**Provided records**
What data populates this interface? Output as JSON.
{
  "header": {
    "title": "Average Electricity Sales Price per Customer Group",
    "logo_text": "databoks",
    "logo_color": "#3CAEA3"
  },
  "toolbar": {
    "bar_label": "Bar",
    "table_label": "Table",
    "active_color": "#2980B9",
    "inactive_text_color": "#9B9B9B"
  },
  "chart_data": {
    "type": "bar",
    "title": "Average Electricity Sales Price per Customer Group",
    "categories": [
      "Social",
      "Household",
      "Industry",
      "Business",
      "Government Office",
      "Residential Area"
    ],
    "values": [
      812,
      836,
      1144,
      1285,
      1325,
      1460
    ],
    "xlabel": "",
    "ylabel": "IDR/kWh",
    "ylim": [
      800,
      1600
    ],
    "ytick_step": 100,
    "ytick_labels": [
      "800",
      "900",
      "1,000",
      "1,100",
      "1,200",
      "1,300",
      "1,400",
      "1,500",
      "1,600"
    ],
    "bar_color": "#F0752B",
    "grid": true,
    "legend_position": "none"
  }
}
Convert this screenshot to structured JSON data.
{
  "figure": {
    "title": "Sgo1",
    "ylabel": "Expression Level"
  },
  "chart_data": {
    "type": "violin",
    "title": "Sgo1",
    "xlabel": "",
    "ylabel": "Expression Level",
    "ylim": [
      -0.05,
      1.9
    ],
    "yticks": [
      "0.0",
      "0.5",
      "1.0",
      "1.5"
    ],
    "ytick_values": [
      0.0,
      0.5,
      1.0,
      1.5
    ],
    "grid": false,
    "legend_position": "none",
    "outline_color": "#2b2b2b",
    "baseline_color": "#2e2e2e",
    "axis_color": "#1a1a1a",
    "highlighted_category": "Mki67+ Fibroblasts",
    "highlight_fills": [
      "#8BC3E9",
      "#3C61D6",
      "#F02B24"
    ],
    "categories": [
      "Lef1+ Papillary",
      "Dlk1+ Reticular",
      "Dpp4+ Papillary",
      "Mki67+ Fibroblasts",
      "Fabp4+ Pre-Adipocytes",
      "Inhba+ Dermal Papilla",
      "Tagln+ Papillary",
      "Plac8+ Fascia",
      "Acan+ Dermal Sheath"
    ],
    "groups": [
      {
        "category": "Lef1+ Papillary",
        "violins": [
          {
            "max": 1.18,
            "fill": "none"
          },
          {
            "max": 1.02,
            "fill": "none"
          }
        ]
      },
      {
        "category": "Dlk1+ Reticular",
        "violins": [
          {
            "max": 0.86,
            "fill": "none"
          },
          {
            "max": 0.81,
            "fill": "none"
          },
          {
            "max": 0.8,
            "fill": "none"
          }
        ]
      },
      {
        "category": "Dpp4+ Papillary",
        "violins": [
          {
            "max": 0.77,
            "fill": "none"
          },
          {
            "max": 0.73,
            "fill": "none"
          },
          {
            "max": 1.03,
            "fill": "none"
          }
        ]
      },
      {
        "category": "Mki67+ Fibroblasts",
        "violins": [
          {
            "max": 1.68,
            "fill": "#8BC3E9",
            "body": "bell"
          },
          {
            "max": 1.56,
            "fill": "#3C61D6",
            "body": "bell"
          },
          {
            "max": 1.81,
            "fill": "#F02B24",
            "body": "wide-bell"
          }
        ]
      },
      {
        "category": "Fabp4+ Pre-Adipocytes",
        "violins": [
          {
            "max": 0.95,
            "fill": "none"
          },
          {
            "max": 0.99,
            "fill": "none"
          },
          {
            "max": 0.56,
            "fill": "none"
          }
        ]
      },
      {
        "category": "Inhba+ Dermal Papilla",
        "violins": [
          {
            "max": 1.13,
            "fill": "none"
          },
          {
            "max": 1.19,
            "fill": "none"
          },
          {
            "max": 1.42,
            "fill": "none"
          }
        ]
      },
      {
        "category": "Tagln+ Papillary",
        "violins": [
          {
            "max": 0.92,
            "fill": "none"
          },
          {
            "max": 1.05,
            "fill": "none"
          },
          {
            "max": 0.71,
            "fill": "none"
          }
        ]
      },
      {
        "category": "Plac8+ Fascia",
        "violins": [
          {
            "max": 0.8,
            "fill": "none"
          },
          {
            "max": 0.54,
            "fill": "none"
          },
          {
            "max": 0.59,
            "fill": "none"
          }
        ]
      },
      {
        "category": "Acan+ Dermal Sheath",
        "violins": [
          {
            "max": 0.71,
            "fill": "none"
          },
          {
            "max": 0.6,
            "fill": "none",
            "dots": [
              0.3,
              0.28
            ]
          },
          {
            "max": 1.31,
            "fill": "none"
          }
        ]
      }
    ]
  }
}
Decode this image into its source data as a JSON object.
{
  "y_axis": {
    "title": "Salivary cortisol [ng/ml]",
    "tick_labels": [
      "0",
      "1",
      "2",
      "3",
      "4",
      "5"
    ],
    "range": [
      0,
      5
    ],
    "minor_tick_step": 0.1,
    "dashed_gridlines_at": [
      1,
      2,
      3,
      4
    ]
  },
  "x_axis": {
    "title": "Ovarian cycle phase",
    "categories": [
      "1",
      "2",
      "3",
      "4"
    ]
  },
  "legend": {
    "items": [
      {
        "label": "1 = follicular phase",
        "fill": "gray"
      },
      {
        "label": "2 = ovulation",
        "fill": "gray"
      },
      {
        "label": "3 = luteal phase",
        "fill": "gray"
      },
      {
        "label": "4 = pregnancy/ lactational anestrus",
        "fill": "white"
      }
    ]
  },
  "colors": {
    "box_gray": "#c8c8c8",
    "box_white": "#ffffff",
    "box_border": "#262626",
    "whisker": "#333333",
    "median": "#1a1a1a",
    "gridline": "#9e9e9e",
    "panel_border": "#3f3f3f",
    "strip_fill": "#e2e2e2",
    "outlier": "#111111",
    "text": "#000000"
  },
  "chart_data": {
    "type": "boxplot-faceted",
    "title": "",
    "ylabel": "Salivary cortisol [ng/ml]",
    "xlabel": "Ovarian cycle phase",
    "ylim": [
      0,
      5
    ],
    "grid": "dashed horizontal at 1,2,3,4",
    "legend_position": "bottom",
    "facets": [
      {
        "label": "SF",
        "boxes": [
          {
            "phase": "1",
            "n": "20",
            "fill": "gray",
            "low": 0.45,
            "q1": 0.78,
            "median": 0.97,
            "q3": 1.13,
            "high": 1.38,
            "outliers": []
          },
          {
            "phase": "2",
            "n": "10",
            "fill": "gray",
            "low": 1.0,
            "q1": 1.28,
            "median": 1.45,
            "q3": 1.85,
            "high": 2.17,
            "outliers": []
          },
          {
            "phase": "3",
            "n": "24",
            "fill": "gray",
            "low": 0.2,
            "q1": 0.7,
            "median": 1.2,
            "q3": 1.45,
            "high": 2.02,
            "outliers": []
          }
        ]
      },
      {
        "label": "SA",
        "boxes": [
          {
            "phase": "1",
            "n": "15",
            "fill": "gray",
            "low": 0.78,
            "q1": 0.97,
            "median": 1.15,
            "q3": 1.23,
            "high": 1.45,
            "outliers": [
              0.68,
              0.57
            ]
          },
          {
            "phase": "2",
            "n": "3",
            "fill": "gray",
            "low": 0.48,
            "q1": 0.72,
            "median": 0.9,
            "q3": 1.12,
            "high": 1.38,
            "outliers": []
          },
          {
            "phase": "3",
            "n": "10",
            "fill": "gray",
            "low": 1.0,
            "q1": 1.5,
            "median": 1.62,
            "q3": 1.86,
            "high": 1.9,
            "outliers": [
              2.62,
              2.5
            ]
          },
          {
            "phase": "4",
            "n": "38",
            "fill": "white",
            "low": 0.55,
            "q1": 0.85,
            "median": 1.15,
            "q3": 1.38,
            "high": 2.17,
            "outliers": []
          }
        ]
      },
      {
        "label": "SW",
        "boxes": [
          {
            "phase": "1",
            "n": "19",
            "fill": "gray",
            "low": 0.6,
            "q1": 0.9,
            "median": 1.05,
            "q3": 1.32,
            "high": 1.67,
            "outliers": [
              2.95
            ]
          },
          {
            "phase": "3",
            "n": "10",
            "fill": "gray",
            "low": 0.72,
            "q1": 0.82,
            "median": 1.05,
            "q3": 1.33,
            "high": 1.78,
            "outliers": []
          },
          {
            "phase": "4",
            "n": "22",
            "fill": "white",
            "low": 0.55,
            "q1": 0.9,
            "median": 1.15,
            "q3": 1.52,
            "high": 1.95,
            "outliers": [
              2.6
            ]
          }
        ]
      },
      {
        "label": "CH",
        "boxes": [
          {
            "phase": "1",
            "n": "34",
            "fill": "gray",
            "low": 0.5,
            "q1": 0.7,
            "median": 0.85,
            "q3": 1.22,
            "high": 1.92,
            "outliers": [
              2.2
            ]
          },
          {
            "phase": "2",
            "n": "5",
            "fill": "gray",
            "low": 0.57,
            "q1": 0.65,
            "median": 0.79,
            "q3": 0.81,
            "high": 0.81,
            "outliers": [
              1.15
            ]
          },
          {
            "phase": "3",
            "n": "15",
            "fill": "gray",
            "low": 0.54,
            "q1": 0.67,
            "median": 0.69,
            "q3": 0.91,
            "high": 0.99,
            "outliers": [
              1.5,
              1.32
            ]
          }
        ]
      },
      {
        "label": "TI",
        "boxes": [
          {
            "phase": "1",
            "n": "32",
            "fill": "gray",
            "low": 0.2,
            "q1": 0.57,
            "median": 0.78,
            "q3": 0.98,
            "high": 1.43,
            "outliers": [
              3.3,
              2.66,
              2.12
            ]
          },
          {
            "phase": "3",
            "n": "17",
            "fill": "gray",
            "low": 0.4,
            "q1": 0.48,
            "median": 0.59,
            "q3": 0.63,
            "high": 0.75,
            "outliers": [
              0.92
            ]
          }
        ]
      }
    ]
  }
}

**Instructions to follow**
Copy out every line in the listing where the word "Expression" appears.

**Problem solution**
    "ylabel": "Expression Level"
    "ylabel": "Expression Level",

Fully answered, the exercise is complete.